◆ Exercise aim: Return each entry exactly, with none missing.

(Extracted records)
== == ==
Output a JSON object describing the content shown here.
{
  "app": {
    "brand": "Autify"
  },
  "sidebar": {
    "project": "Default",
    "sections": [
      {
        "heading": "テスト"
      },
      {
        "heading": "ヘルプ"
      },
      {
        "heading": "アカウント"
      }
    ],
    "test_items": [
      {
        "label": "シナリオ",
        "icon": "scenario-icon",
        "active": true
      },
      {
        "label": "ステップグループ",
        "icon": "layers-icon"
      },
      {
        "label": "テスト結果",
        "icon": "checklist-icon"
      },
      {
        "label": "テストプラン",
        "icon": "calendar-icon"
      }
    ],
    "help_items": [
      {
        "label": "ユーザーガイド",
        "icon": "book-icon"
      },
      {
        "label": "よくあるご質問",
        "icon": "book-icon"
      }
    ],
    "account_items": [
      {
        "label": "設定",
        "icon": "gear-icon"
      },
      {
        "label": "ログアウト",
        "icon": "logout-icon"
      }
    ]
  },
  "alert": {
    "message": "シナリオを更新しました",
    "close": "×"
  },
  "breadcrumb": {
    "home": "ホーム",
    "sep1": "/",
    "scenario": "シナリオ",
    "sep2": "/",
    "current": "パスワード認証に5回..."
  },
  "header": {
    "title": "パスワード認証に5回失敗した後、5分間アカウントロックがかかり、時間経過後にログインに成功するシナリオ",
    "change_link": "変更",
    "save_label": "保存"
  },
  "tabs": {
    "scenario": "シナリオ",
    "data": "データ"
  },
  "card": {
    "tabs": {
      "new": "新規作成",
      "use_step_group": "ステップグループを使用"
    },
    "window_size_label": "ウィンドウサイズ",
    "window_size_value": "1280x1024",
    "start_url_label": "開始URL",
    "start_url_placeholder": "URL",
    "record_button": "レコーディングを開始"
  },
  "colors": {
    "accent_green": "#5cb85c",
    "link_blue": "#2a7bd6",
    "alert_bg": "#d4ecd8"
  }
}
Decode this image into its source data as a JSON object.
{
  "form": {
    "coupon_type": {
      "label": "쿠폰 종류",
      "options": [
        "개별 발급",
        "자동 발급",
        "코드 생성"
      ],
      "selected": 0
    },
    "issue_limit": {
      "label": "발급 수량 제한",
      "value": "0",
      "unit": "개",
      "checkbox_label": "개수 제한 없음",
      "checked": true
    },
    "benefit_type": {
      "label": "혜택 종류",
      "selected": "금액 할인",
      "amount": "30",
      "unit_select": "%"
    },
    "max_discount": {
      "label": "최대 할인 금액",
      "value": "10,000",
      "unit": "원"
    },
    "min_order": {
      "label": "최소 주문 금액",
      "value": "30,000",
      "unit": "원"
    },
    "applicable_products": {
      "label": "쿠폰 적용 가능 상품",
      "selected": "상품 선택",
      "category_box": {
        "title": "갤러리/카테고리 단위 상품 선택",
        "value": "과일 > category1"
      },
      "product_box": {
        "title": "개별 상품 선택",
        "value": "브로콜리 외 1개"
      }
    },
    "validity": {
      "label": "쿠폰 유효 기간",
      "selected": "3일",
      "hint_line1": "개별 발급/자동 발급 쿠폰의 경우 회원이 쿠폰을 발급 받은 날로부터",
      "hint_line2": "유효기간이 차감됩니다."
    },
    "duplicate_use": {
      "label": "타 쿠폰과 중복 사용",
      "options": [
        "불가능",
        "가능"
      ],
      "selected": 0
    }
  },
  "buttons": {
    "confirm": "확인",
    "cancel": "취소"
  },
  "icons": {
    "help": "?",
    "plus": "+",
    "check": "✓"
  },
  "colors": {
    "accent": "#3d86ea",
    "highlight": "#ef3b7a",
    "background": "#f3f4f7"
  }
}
== == ==
◆ Finished answer:
Output a JSON object describing the content shown here.
{
  "app": {
    "brand": "Autify"
  },
  "sidebar": {
    "project": "Default",
    "sections": [
      {
        "heading": "テスト"
      },
      {
        "heading": "ヘルプ"
      },
      {
        "heading": "アカウント"
      }
    ],
    "test_items": [
      {
        "label": "シナリオ",
        "icon": "scenario-icon",
        "active": true
      },
      {
        "label": "ステップグループ",
        "icon": "layers-icon"
      },
      {
        "label": "テスト結果",
        "icon": "checklist-icon"
      },
      {
        "label": "テストプラン",
        "icon": "calendar-icon"
      }
    ],
    "help_items": [
      {
        "label": "ユーザーガイド",
        "icon": "book-icon"
      },
      {
        "label": "よくあるご質問",
        "icon": "book-icon"
      }
    ],
    "account_items": [
      {
        "label": "設定",
        "icon": "gear-icon"
      },
      {
        "label": "ログアウト",
        "icon": "logout-icon"
      }
    ]
  },
  "alert": {
    "message": "シナリオを更新しました",
    "close": "×"
  },
  "breadcrumb": {
    "home": "ホーム",
    "sep1": "/",
    "scenario": "シナリオ",
    "sep2": "/",
    "current": "パスワード認証に5回..."
  },
  "header": {
    "title": "パスワード認証に5回失敗した後、5分間アカウントロックがかかり、時間経過後にログインに成功するシナリオ",
    "change_link": "変更",
    "save_label": "保存"
  },
  "tabs": {
    "scenario": "シナリオ",
    "data": "データ"
  },
  "card": {
    "tabs": {
      "new": "新規作成",
      "use_step_group": "ステップグループを使用"
    },
    "window_size_label": "ウィンドウサイズ",
    "window_size_value": "1280x1024",
    "start_url_label": "開始URL",
    "start_url_placeholder": "URL",
    "record_button": "レコーディングを開始"
  },
  "colors": {
    "accent_green": "#5cb85c",
    "link_blue": "#2a7bd6",
    "alert_bg": "#d4ecd8"
  }
}
Decode this image into its source data as a JSON object.
{
  "form": {
    "coupon_type": {
      "label": "쿠폰 종류",
      "options": [
        "개별 발급",
        "자동 발급",
        "코드 생성"
      ],
      "selected": 0
    },
    "issue_limit": {
      "label": "발급 수량 제한",
      "value": "0",
      "unit": "개",
      "checkbox_label": "개수 제한 없음",
      "checked": true
    },
    "benefit_type": {
      "label": "혜택 종류",
      "selected": "금액 할인",
      "amount": "30",
      "unit_select": "%"
    },
    "max_discount": {
      "label": "최대 할인 금액",
      "value": "10,000",
      "unit": "원"
    },
    "min_order": {
      "label": "최소 주문 금액",
      "value": "30,000",
      "unit": "원"
    },
    "applicable_products": {
      "label": "쿠폰 적용 가능 상품",
      "selected": "상품 선택",
      "category_box": {
        "title": "갤러리/카테고리 단위 상품 선택",
        "value": "과일 > category1"
      },
      "product_box": {
        "title": "개별 상품 선택",
        "value": "브로콜리 외 1개"
      }
    },
    "validity": {
      "label": "쿠폰 유효 기간",
      "selected": "3일",
      "hint_line1": "개별 발급/자동 발급 쿠폰의 경우 회원이 쿠폰을 발급 받은 날로부터",
      "hint_line2": "유효기간이 차감됩니다."
    },
    "duplicate_use": {
      "label": "타 쿠폰과 중복 사용",
      "options": [
        "불가능",
        "가능"
      ],
      "selected": 0
    }
  },
  "buttons": {
    "confirm": "확인",
    "cancel": "취소"
  },
  "icons": {
    "help": "?",
    "plus": "+",
    "check": "✓"
  },
  "colors": {
    "accent": "#3d86ea",
    "highlight": "#ef3b7a",
    "background": "#f3f4f7"
  }
}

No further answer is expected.